-- Exercise details --
Please report every line of the listing below that has the word "vino" in it.
--------------------
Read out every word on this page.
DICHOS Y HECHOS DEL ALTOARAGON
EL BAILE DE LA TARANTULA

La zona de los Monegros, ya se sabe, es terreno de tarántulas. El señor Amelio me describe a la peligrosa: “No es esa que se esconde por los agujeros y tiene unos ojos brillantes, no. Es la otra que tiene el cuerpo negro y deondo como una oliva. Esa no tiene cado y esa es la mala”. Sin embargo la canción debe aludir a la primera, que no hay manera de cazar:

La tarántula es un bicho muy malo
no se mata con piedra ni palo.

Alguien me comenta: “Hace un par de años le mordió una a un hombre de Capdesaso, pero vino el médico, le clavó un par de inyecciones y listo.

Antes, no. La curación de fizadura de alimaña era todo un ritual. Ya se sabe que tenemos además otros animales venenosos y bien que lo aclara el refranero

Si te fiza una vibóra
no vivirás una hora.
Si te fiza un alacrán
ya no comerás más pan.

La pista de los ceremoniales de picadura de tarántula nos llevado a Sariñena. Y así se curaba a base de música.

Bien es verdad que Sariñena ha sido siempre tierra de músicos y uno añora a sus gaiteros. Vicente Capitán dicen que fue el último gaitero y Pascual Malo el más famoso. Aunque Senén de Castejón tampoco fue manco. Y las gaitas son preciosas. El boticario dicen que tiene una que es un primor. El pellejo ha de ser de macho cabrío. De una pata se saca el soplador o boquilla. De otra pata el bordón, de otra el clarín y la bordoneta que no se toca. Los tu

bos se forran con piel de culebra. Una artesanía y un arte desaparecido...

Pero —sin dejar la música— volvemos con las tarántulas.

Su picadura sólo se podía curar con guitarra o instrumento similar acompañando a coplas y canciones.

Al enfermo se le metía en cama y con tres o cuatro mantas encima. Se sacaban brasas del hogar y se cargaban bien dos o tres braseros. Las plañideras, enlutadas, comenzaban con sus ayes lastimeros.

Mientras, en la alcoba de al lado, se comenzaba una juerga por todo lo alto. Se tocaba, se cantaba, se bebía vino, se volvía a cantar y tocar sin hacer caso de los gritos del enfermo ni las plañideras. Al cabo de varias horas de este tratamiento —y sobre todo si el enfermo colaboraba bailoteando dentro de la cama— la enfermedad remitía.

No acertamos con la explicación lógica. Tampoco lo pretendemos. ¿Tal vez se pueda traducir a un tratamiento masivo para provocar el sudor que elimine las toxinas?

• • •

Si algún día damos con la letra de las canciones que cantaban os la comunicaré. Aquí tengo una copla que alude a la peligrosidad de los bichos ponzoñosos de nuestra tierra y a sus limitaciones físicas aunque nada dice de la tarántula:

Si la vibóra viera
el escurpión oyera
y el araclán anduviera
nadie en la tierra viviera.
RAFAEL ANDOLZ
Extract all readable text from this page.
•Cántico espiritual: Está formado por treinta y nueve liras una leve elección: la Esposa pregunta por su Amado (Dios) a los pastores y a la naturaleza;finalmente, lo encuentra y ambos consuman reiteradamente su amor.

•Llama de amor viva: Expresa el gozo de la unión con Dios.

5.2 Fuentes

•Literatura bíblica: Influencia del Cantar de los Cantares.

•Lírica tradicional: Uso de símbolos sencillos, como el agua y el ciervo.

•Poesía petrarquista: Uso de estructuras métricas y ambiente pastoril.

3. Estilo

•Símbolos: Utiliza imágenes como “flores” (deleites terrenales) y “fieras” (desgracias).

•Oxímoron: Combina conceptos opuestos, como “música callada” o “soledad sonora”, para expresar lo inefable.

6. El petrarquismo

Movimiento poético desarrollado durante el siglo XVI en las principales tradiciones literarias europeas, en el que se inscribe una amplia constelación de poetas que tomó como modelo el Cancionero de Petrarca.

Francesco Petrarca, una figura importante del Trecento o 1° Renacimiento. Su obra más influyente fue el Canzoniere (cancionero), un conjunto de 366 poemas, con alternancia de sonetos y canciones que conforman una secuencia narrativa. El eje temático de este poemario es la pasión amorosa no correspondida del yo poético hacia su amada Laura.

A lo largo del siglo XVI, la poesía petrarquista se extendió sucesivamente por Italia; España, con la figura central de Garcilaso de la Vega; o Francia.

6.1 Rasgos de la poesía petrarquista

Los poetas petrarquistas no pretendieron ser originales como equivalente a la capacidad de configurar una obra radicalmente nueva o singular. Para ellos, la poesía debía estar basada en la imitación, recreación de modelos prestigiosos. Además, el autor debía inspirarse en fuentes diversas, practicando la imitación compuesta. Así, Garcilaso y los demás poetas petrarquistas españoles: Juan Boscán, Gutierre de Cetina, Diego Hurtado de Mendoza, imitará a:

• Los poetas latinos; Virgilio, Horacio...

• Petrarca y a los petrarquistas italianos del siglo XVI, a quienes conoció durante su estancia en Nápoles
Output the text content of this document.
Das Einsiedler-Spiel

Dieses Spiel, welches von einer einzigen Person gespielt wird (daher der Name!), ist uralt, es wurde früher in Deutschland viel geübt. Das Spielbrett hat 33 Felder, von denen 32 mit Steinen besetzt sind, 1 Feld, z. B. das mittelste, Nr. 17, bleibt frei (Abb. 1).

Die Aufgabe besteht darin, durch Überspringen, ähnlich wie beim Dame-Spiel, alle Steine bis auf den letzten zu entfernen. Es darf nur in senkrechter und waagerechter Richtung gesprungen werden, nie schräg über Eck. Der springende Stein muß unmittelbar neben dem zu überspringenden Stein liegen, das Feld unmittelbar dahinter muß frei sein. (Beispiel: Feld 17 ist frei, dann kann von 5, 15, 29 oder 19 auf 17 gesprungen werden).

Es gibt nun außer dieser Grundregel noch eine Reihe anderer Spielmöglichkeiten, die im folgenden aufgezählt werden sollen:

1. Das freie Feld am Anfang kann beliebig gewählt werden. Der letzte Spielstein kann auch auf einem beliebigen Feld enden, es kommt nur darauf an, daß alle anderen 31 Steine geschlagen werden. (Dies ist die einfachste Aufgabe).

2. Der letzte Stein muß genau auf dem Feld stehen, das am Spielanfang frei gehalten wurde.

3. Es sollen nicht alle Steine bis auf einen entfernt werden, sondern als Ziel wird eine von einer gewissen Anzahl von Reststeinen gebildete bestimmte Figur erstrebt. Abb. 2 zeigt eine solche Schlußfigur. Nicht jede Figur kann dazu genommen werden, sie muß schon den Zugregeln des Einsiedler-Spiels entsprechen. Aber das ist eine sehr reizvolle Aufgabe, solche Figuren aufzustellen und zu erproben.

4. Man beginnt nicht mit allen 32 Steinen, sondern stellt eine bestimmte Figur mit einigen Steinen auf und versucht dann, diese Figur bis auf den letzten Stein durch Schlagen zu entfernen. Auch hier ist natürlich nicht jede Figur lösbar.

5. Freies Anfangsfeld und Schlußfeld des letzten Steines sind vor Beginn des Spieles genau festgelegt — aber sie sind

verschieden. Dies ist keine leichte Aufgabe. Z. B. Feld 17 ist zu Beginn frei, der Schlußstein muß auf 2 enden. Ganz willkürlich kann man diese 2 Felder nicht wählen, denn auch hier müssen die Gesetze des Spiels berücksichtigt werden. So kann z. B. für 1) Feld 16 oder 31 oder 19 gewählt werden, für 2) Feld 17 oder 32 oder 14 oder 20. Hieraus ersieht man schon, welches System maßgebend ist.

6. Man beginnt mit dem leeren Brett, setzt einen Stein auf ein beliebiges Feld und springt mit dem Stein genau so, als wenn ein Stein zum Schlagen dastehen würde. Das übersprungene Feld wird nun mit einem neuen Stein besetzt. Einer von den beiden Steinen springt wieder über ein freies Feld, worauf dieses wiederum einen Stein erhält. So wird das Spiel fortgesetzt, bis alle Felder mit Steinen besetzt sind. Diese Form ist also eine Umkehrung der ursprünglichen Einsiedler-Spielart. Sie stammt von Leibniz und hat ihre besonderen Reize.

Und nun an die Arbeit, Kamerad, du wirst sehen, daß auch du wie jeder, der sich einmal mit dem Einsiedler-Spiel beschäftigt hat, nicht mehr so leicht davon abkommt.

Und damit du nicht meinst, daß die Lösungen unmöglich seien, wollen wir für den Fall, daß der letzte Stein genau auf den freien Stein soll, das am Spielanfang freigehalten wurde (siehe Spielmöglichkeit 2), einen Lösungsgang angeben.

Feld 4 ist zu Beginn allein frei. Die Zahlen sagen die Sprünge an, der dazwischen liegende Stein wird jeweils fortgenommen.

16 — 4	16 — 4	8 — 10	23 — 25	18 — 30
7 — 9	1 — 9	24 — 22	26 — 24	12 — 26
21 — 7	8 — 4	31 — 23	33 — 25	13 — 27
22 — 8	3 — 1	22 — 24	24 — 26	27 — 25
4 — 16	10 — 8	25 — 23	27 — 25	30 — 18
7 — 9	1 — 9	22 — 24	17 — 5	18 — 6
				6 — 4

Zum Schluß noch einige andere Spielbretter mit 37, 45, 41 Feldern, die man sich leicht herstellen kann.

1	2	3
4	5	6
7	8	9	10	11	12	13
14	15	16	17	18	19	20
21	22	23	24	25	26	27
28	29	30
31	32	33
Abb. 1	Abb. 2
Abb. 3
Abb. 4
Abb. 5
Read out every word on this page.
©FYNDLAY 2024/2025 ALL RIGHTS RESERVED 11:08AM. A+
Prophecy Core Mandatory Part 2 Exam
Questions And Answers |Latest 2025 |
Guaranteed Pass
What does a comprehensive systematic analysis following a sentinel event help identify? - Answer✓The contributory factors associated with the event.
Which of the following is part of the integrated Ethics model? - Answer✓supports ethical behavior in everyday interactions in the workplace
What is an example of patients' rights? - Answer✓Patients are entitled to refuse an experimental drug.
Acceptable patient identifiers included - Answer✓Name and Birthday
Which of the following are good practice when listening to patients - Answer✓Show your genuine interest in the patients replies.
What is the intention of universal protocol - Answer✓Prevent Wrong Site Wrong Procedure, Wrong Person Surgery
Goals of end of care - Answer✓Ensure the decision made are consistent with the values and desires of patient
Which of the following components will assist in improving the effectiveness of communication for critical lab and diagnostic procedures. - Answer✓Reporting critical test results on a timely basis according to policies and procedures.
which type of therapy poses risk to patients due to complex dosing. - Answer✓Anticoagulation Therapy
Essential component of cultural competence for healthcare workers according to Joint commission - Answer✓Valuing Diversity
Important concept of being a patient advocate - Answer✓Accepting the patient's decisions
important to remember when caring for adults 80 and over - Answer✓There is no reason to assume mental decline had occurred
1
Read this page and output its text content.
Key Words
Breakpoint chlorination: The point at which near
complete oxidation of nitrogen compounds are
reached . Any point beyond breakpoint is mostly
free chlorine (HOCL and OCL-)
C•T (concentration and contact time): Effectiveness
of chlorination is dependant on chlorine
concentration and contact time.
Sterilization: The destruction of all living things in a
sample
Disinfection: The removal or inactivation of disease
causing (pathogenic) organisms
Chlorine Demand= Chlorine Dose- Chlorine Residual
--------------------
-- Worked solution --
Alguien me comenta: “Hace un par de años le mordió una a un hombre de Capdesaso, pero vino el médico, le clavó un par de inyecciones y listo.
Mientras, en la alcoba de al lado, se comenzaba una juerga por todo lo alto. Se tocaba, se cantaba, se bebía vino, se volvía a cantar y tocar sin hacer caso de los gritos del enfermo ni las plañideras. Al cabo de varias horas de este tratamiento —y sobre todo si el enfermo colaboraba bailoteando dentro de la cama— la enfermedad remitía.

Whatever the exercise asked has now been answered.